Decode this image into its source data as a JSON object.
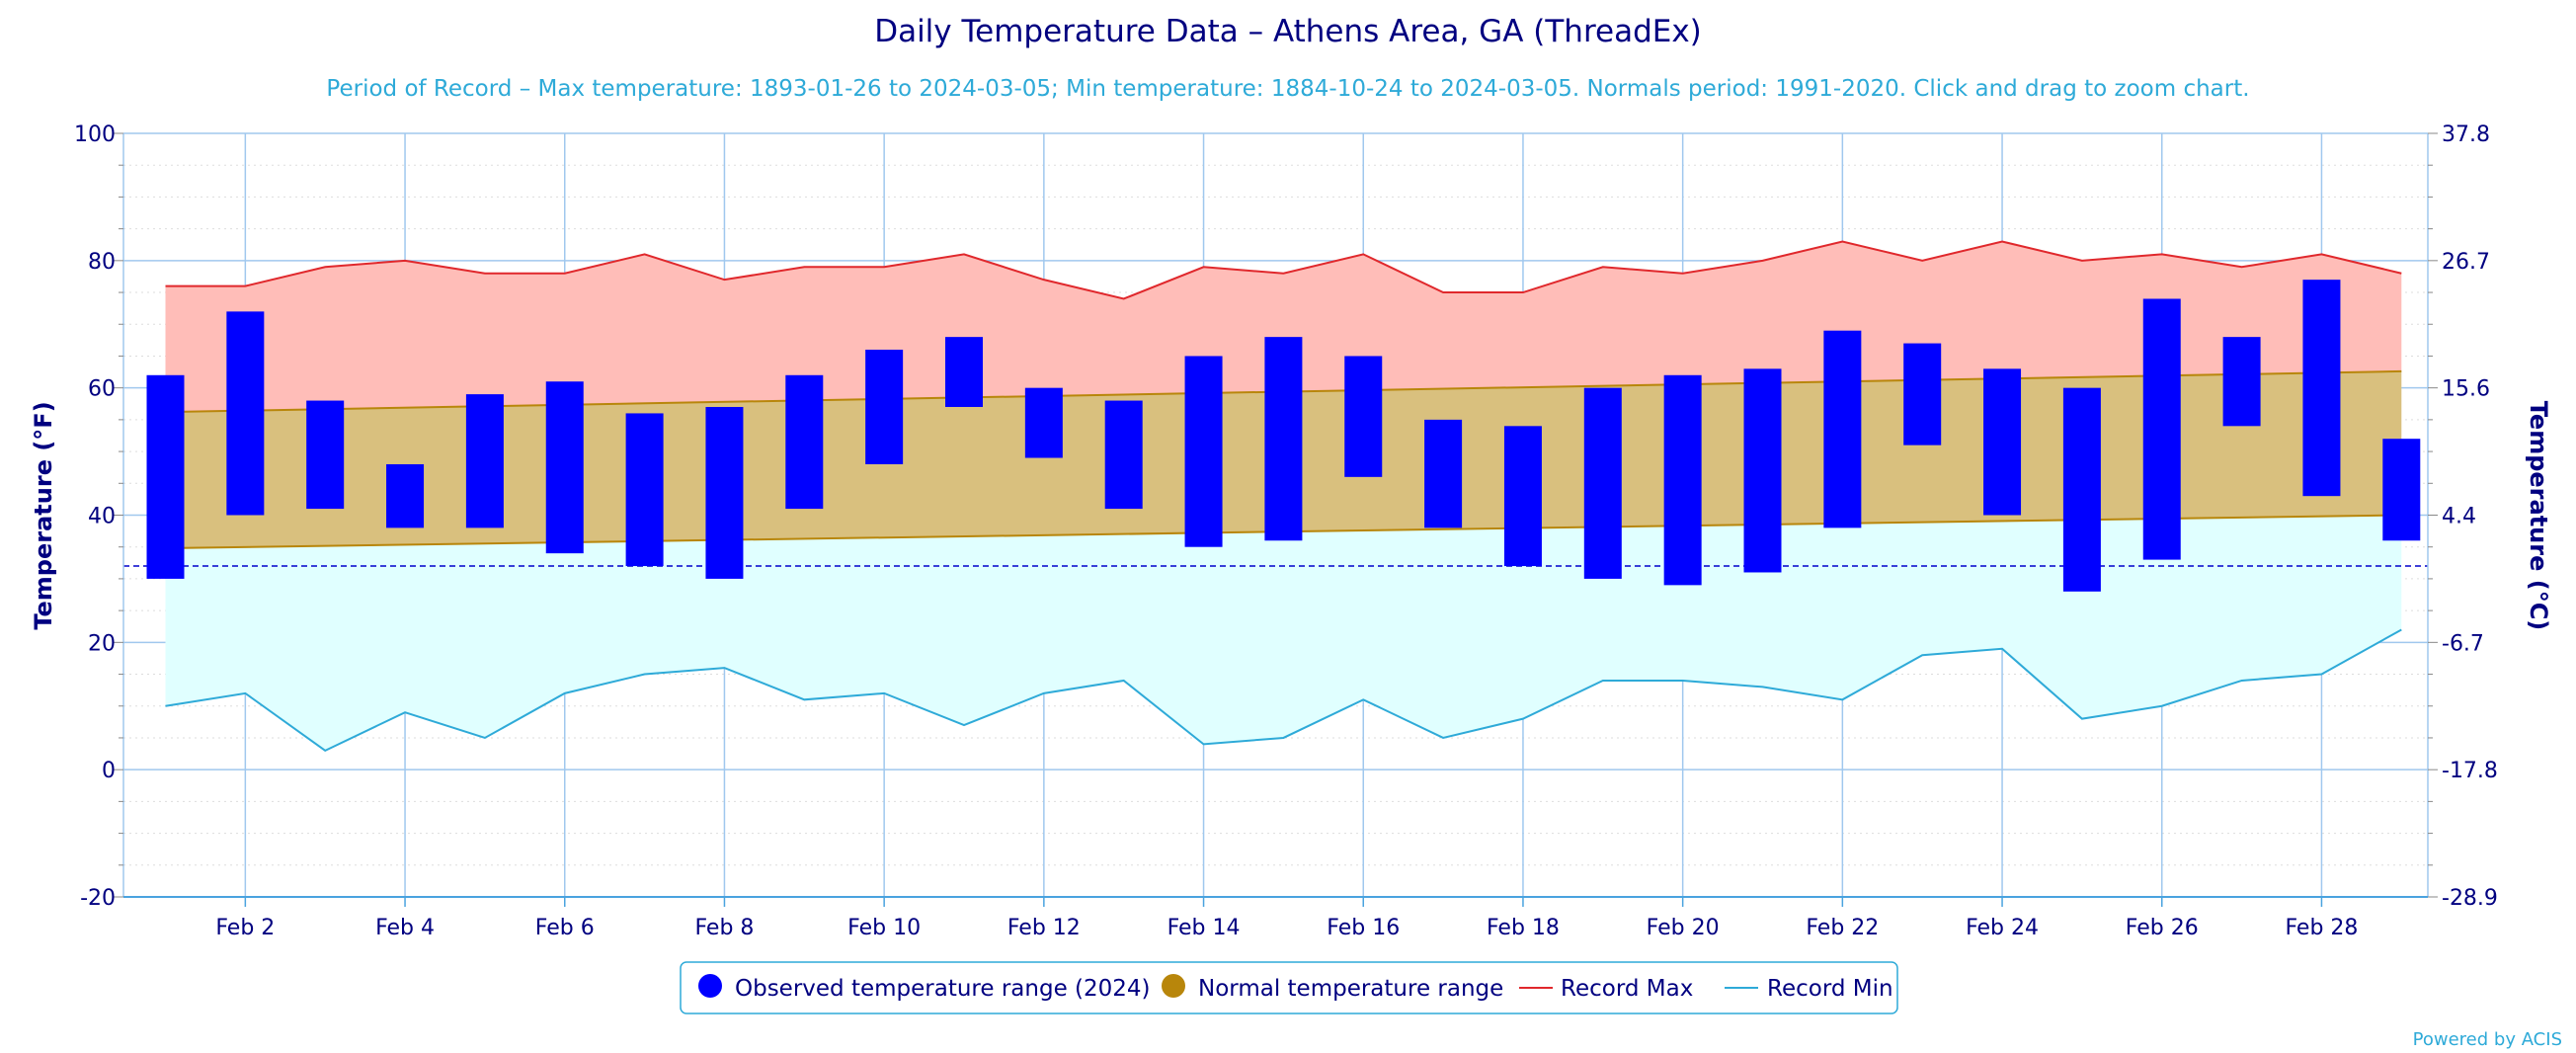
{
  "chart_data": {
    "type": "bar",
    "title": "Daily Temperature Data – Athens Area, GA (ThreadEx)",
    "subtitle": "Period of Record – Max temperature: 1893-01-26 to 2024-03-05; Min temperature: 1884-10-24 to 2024-03-05. Normals period: 1991-2020. Click and drag to zoom chart.",
    "ylabel": "Temperature (°F)",
    "ylabel_right": "Temperature (°C)",
    "ylim": [
      -20,
      100
    ],
    "y_ticks": [
      "-20",
      "0",
      "20",
      "40",
      "60",
      "80",
      "100"
    ],
    "y_ticks_right": [
      "-28.9",
      "-17.8",
      "-6.7",
      "4.4",
      "15.6",
      "26.7",
      "37.8"
    ],
    "x_ticks": [
      "Feb 2",
      "Feb 4",
      "Feb 6",
      "Feb 8",
      "Feb 10",
      "Feb 12",
      "Feb 14",
      "Feb 16",
      "Feb 18",
      "Feb 20",
      "Feb 22",
      "Feb 24",
      "Feb 26",
      "Feb 28"
    ],
    "days": [
      1,
      2,
      3,
      4,
      5,
      6,
      7,
      8,
      9,
      10,
      11,
      12,
      13,
      14,
      15,
      16,
      17,
      18,
      19,
      20,
      21,
      22,
      23,
      24,
      25,
      26,
      27,
      28,
      29
    ],
    "freezing_line": 32,
    "grid": true,
    "legend_position": "bottom",
    "series": [
      {
        "name": "Observed temperature range (2024)",
        "color": "#0000ff",
        "low": [
          30,
          40,
          41,
          38,
          38,
          34,
          32,
          30,
          41,
          48,
          57,
          49,
          41,
          35,
          36,
          46,
          38,
          32,
          30,
          29,
          31,
          38,
          51,
          40,
          28,
          33,
          54,
          43,
          36
        ],
        "high": [
          62,
          72,
          58,
          48,
          59,
          61,
          56,
          57,
          62,
          66,
          68,
          60,
          58,
          65,
          68,
          65,
          55,
          54,
          60,
          62,
          63,
          69,
          67,
          63,
          60,
          74,
          68,
          77,
          52
        ]
      },
      {
        "name": "Normal temperature range",
        "color": "#b8860b",
        "fill": "#d9c07e",
        "low_start": 34.8,
        "low_end": 40.0,
        "high_start": 56.2,
        "high_end": 62.6
      },
      {
        "name": "Record Max",
        "color": "#e0282c",
        "fill": "#ffbdb8",
        "values": [
          76,
          76,
          79,
          80,
          78,
          78,
          81,
          77,
          79,
          79,
          81,
          77,
          74,
          79,
          78,
          81,
          75,
          75,
          79,
          78,
          80,
          83,
          80,
          83,
          80,
          81,
          79,
          81,
          78
        ]
      },
      {
        "name": "Record Min",
        "color": "#2eaad8",
        "fill": "#e0ffff",
        "values": [
          10,
          12,
          3,
          9,
          5,
          12,
          15,
          16,
          11,
          12,
          7,
          12,
          14,
          4,
          5,
          11,
          5,
          8,
          14,
          14,
          13,
          11,
          18,
          19,
          8,
          10,
          14,
          15,
          22
        ]
      }
    ]
  },
  "credit": "Powered by ACIS"
}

--------

→ **Task goal**:
Go through the entries above and print each one exactly, minus the pictures.

→ **The output**:
Decode this image into its source data as a JSON object.
{
  "chart_data": {
    "type": "bar",
    "title": "Daily Temperature Data – Athens Area, GA (ThreadEx)",
    "subtitle": "Period of Record – Max temperature: 1893-01-26 to 2024-03-05; Min temperature: 1884-10-24 to 2024-03-05. Normals period: 1991-2020. Click and drag to zoom chart.",
    "ylabel": "Temperature (°F)",
    "ylabel_right": "Temperature (°C)",
    "ylim": [
      -20,
      100
    ],
    "y_ticks": [
      "-20",
      "0",
      "20",
      "40",
      "60",
      "80",
      "100"
    ],
    "y_ticks_right": [
      "-28.9",
      "-17.8",
      "-6.7",
      "4.4",
      "15.6",
      "26.7",
      "37.8"
    ],
    "x_ticks": [
      "Feb 2",
      "Feb 4",
      "Feb 6",
      "Feb 8",
      "Feb 10",
      "Feb 12",
      "Feb 14",
      "Feb 16",
      "Feb 18",
      "Feb 20",
      "Feb 22",
      "Feb 24",
      "Feb 26",
      "Feb 28"
    ],
    "days": [
      1,
      2,
      3,
      4,
      5,
      6,
      7,
      8,
      9,
      10,
      11,
      12,
      13,
      14,
      15,
      16,
      17,
      18,
      19,
      20,
      21,
      22,
      23,
      24,
      25,
      26,
      27,
      28,
      29
    ],
    "freezing_line": 32,
    "grid": true,
    "legend_position": "bottom",
    "series": [
      {
        "name": "Observed temperature range (2024)",
        "color": "#0000ff",
        "low": [
          30,
          40,
          41,
          38,
          38,
          34,
          32,
          30,
          41,
          48,
          57,
          49,
          41,
          35,
          36,
          46,
          38,
          32,
          30,
          29,
          31,
          38,
          51,
          40,
          28,
          33,
          54,
          43,
          36
        ],
        "high": [
          62,
          72,
          58,
          48,
          59,
          61,
          56,
          57,
          62,
          66,
          68,
          60,
          58,
          65,
          68,
          65,
          55,
          54,
          60,
          62,
          63,
          69,
          67,
          63,
          60,
          74,
          68,
          77,
          52
        ]
      },
      {
        "name": "Normal temperature range",
        "color": "#b8860b",
        "fill": "#d9c07e",
        "low_start": 34.8,
        "low_end": 40.0,
        "high_start": 56.2,
        "high_end": 62.6
      },
      {
        "name": "Record Max",
        "color": "#e0282c",
        "fill": "#ffbdb8",
        "values": [
          76,
          76,
          79,
          80,
          78,
          78,
          81,
          77,
          79,
          79,
          81,
          77,
          74,
          79,
          78,
          81,
          75,
          75,
          79,
          78,
          80,
          83,
          80,
          83,
          80,
          81,
          79,
          81,
          78
        ]
      },
      {
        "name": "Record Min",
        "color": "#2eaad8",
        "fill": "#e0ffff",
        "values": [
          10,
          12,
          3,
          9,
          5,
          12,
          15,
          16,
          11,
          12,
          7,
          12,
          14,
          4,
          5,
          11,
          5,
          8,
          14,
          14,
          13,
          11,
          18,
          19,
          8,
          10,
          14,
          15,
          22
        ]
      }
    ]
  },
  "credit": "Powered by ACIS"
}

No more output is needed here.